■ **本文**
二世帯で生活することを考える場合「二世帯住宅を新築する」という方が圧倒的に多いですが、例えば、すでにある家が新しかったり、延床面積が大きい場合、二世帯住宅へのリフォームを考えられる方もいらっしゃいますよね。
パターンとしては、親世帯の家をリフォームして、そこで親世帯と子世帯が暮らすという感じが多いですね。
二世帯リフォームの最大のメリットは「予算を抑えることができる」ことです。ただ、いくら予算を抑えることができても、その後の生活がうまくいかなければ、リフォームにかかったお金が無駄になってしますので、慎重に検討する必要があります。
というのも、このブログでは何度も書いていますが、二世帯住宅で最も重要なことは「生活音対策を含めたプライバシーの確保」です。
このポイントは、新築でもリフォームでは変わりません。
今回は、「プライバシーの確保」という視点を持ちつつ、二世帯住宅のリフォームについて書かせていただきますので、二世帯住宅をご検討の方は、ぜひ、最後まで読んでみてください。
2012年にローコストハウスメーカーで二世帯住宅を新築。
二世帯住宅での生活(生活歴10年)しながら、最もローコストで理想の二世帯住宅が、どういうものなのか研究。
実際にローコストハウスメーカーで二世帯住宅を建てた経験とその後の生活の経験を活かし、二世帯住宅の情報を発信中。
一男一女の父親。
二世帯のリフォームを検討するケースは?
二世帯住宅へのリフォームを検討するケースは限られていて、基本的には親世帯の暮らす家をリフォームして二世帯で暮らそうということですね。
理由としては
- 子世帯の収入が少なく単世帯で生活するのが厳しい
- 子世帯の収入では家を購入することができない
- 親世帯と子世帯が離れて暮らすよりも経済的だから
- 二世帯住宅を検討したいけど、今の家が新しいからリフォームで
などです。本当は二世帯住宅を新築で検討したいところですが、すでに暮らしている家の状況や予算的なことを考えると二世帯リフォームの方が経済的という結論に至るわけです。
例えば、親世帯の家が「新しくて」「広い」のであれば、二世帯リフォームを検討することは、一つの選択肢として良いと感じますが、一方でリフォームで「プライバシーの確保」できる二世帯住宅ができるのか不安はあります。

■ **表示情報**
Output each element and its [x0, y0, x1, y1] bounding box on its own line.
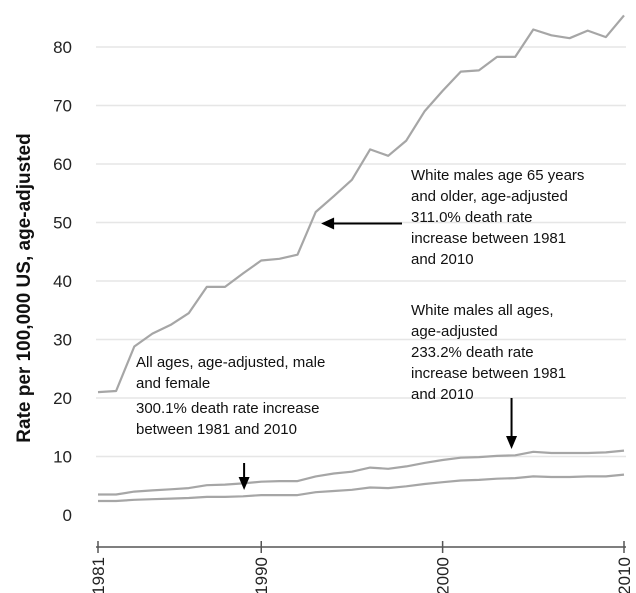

■ **課題内容**
本文によると、二世帯リフォームの最大のメリットは何ですか。 資料は参照しなくても解答できます。

■ **解答**
予算を抑えることができることです。